Excerpted data:
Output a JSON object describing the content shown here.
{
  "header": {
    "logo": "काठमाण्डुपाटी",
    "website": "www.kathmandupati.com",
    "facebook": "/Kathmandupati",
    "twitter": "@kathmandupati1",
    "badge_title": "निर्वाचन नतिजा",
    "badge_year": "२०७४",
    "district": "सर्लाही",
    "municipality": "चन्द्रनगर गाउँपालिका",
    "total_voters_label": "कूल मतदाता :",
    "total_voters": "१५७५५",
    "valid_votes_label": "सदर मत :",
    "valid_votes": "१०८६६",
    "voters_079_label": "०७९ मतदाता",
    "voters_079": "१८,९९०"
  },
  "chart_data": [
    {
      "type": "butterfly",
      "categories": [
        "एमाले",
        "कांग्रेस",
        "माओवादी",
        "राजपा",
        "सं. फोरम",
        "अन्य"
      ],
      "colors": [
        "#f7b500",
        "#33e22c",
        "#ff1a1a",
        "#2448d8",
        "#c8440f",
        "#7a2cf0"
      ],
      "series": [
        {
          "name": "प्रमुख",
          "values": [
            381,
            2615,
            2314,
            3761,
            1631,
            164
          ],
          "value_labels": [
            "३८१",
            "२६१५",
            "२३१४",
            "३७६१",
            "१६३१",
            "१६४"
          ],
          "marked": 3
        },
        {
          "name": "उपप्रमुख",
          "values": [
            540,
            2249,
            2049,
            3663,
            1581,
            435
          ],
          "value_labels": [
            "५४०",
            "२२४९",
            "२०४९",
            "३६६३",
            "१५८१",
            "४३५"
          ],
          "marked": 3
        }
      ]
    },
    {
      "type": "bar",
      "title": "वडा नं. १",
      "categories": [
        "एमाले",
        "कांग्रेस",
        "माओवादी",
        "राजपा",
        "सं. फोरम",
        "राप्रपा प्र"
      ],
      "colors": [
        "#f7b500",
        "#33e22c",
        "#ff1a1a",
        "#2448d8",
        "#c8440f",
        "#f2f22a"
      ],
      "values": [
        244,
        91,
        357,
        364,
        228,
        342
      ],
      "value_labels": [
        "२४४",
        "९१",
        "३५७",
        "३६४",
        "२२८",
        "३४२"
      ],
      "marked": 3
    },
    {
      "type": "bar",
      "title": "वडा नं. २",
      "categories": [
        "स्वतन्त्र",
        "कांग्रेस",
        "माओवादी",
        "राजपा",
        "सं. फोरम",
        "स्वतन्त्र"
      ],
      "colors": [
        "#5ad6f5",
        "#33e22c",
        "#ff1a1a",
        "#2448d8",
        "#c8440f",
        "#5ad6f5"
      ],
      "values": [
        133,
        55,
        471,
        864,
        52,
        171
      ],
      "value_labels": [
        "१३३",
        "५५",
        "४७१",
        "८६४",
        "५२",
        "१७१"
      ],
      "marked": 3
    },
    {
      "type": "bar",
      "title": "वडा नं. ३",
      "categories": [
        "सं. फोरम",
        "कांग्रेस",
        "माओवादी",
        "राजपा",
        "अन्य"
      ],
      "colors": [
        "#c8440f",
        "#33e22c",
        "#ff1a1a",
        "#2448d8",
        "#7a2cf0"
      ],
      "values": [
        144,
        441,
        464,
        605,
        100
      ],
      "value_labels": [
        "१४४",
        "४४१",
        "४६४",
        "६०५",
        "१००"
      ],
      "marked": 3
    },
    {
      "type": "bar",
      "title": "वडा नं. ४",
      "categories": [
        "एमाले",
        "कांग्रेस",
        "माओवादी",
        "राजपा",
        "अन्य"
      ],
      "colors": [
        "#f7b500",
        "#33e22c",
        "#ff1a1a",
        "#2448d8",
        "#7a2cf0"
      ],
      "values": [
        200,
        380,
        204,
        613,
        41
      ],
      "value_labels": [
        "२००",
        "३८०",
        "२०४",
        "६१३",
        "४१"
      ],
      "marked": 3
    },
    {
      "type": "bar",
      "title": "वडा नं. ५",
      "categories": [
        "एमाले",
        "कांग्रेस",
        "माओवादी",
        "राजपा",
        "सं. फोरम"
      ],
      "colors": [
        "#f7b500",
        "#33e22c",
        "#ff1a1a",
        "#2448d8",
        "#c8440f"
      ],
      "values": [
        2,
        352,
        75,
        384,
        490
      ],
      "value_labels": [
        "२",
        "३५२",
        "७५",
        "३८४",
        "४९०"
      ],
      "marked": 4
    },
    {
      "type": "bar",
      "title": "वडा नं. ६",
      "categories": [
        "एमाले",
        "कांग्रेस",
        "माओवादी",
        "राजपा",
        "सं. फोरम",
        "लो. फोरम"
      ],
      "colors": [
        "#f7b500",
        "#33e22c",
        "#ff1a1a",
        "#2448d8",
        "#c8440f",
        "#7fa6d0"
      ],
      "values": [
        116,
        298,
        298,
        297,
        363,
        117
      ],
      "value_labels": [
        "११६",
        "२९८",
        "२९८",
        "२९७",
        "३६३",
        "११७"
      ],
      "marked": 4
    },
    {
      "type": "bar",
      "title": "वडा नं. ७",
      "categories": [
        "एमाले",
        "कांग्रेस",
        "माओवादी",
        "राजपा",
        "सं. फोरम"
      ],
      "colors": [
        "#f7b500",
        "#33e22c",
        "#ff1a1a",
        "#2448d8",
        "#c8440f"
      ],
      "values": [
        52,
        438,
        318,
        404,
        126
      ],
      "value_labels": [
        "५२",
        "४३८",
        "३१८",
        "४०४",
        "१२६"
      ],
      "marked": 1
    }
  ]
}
---
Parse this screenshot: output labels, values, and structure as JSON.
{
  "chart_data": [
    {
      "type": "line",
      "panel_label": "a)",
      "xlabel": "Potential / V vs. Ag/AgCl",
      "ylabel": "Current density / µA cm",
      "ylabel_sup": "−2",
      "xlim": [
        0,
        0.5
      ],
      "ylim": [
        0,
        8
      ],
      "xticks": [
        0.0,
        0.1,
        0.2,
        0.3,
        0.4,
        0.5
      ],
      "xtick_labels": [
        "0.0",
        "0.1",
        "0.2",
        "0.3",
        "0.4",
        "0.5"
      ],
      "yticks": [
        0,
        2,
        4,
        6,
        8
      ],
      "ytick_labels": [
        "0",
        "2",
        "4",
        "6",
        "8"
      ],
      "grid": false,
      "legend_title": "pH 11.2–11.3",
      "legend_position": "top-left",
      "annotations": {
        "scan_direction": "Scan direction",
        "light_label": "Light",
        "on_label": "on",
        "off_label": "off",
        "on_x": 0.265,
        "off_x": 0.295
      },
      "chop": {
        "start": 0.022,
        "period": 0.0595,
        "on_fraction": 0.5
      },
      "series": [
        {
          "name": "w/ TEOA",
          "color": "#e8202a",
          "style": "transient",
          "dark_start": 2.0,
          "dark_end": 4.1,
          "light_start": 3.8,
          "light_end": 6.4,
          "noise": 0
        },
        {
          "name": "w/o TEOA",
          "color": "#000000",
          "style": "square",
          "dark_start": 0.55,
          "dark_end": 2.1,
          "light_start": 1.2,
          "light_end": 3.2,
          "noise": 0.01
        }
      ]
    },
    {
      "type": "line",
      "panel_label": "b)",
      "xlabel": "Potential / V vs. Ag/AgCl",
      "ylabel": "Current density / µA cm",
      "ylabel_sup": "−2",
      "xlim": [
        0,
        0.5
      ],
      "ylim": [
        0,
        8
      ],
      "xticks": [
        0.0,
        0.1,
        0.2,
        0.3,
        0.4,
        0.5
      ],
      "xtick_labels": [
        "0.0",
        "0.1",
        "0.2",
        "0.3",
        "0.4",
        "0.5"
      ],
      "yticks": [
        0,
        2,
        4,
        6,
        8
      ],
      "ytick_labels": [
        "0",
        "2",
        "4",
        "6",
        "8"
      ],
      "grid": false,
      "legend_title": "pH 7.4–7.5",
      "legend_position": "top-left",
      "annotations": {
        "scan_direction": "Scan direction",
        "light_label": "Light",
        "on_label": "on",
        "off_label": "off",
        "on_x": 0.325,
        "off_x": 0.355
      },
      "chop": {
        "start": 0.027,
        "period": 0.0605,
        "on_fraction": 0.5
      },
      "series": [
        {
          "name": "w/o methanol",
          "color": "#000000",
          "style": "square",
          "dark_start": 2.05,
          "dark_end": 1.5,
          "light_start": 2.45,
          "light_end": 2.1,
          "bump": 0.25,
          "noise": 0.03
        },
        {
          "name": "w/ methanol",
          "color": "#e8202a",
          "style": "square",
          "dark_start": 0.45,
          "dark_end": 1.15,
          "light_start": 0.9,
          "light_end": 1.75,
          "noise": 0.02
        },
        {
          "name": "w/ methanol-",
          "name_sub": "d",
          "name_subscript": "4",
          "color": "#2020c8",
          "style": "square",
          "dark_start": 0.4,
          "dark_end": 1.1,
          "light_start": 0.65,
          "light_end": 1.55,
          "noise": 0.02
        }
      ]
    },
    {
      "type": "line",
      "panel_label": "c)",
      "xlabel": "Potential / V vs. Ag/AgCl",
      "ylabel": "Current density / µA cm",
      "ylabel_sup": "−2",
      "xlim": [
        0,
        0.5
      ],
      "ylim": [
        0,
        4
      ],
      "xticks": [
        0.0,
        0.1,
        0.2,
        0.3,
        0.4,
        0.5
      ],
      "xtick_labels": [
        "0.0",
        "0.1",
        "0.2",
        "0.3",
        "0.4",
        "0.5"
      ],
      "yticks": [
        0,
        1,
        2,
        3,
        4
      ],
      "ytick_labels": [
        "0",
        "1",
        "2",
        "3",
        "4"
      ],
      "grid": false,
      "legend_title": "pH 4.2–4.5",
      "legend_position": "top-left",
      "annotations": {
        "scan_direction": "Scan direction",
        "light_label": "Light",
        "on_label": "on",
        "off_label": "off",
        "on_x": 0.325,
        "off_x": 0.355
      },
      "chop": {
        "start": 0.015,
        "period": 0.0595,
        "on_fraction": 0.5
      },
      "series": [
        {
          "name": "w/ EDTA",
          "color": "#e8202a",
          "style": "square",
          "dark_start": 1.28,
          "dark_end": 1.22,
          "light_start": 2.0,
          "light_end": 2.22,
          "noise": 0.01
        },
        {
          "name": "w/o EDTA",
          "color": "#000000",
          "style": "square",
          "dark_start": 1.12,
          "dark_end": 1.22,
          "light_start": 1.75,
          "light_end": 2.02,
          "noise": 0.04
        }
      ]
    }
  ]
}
* * *
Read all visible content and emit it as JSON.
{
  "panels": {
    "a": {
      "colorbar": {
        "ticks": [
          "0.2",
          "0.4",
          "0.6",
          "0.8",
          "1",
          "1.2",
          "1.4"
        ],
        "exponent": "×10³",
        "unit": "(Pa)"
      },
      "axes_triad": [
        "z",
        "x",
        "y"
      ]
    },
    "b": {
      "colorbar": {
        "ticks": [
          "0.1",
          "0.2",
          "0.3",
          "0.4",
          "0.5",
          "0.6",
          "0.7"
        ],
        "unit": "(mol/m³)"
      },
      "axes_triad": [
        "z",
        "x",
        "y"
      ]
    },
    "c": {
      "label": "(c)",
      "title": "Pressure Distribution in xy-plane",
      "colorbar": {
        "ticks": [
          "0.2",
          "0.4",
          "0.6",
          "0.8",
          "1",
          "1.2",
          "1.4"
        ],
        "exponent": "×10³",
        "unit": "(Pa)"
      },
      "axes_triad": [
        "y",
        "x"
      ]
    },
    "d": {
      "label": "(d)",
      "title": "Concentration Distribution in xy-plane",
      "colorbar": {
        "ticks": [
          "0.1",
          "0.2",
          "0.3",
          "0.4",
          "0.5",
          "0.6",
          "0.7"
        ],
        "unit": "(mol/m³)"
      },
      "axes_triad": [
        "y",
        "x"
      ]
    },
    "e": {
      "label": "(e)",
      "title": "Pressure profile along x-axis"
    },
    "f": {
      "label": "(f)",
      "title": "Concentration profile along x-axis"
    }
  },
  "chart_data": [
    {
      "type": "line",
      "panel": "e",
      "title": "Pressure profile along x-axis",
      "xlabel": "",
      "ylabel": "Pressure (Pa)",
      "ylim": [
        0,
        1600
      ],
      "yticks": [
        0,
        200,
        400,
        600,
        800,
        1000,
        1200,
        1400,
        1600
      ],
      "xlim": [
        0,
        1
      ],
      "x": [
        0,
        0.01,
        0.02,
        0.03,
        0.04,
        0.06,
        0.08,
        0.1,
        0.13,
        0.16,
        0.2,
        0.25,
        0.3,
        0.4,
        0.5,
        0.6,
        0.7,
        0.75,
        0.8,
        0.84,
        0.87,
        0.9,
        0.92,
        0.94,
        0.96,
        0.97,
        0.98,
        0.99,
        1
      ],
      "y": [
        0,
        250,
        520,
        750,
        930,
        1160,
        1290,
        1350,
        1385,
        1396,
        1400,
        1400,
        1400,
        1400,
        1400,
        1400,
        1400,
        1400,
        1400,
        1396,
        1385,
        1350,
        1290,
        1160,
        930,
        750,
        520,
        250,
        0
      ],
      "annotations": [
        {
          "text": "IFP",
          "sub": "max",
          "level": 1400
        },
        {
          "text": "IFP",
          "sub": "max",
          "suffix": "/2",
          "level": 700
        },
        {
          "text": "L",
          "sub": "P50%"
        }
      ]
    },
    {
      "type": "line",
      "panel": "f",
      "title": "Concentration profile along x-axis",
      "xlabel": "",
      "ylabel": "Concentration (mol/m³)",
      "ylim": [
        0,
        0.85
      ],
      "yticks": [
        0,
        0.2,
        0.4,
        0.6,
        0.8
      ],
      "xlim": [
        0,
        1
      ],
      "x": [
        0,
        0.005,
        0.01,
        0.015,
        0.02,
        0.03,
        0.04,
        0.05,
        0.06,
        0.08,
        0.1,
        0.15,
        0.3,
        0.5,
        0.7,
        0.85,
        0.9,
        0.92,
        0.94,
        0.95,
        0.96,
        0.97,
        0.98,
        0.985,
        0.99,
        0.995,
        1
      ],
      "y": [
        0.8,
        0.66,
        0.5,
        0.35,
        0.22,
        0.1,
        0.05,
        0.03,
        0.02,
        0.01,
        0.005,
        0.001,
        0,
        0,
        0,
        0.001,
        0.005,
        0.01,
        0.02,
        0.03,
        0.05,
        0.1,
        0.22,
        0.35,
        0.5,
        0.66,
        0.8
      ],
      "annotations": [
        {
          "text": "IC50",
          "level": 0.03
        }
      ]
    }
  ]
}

Task prompt:
Check each line above for "methanol" and return the ones that have it.

Result for this exercise:
          "name": "w/o methanol",
          "name": "w/ methanol",
          "name": "w/ methanol-",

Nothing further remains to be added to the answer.